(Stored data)
******

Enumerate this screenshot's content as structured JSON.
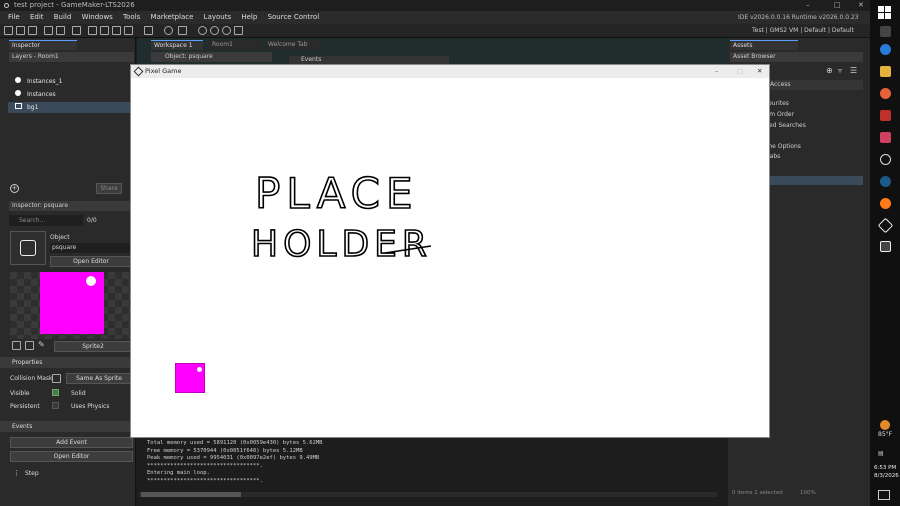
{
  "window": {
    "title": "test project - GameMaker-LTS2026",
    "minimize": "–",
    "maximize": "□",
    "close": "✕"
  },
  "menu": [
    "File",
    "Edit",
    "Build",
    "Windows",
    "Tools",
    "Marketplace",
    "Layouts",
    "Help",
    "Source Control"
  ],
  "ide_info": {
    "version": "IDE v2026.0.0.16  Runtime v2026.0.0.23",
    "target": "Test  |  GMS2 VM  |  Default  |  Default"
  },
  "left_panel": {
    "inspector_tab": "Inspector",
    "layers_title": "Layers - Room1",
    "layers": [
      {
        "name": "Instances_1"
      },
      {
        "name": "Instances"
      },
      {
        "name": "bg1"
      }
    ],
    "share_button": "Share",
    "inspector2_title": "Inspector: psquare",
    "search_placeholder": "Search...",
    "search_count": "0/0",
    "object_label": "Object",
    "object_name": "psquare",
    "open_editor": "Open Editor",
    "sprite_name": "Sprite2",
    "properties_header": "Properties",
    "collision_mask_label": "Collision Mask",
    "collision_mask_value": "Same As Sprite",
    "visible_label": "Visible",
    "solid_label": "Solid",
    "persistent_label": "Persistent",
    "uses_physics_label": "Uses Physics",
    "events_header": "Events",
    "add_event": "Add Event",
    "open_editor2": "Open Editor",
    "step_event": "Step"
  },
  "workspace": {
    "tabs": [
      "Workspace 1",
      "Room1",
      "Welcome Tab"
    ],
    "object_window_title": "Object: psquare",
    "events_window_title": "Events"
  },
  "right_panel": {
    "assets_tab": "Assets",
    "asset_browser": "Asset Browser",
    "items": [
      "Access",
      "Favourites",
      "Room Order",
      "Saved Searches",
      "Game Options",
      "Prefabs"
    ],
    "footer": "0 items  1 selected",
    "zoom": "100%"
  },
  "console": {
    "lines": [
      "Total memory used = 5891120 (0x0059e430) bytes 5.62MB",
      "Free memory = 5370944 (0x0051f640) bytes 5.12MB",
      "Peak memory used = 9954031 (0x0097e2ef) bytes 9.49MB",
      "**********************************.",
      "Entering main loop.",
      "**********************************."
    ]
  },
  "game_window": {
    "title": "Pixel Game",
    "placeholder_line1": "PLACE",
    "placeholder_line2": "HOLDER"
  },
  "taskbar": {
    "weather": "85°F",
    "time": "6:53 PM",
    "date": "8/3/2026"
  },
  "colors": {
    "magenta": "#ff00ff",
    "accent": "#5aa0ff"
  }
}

******

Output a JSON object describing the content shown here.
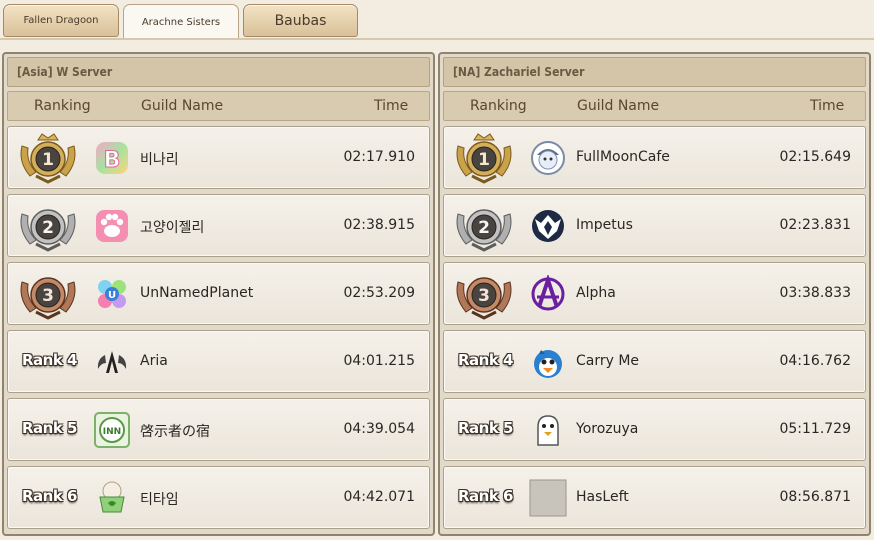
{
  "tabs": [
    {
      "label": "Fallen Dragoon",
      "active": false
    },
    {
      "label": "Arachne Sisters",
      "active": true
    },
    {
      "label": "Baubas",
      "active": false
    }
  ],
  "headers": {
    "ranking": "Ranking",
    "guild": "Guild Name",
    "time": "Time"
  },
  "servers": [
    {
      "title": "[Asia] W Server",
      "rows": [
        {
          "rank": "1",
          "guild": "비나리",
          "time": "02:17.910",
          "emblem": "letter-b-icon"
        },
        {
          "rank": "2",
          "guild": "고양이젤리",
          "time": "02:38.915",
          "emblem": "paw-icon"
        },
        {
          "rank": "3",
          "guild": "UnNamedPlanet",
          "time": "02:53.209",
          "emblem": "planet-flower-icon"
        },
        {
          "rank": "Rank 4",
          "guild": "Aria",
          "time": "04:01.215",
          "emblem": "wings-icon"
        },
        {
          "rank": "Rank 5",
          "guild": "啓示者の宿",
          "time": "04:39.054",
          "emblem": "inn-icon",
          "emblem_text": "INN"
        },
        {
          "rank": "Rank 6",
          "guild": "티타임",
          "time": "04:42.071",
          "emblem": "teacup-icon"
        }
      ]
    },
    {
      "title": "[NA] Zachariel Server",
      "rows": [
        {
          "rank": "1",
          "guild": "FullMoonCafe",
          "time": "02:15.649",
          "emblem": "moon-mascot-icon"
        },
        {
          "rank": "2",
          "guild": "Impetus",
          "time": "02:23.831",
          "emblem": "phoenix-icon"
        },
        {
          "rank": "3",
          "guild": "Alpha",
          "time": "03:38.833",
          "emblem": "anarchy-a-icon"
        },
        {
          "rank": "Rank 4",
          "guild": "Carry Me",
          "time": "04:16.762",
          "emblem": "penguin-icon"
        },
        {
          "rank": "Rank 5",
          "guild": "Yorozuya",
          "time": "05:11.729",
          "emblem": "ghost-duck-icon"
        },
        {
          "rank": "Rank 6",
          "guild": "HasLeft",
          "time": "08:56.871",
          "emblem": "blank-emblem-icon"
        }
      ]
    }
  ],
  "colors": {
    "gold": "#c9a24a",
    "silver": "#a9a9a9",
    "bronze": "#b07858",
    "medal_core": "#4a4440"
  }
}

******

STATED TASK »
Search the entries for "JSON" and copy out each line that has it.

FINISHED TASK »
Enumerate this screenshot's content as structured JSON.
Output a JSON object describing the content shown here.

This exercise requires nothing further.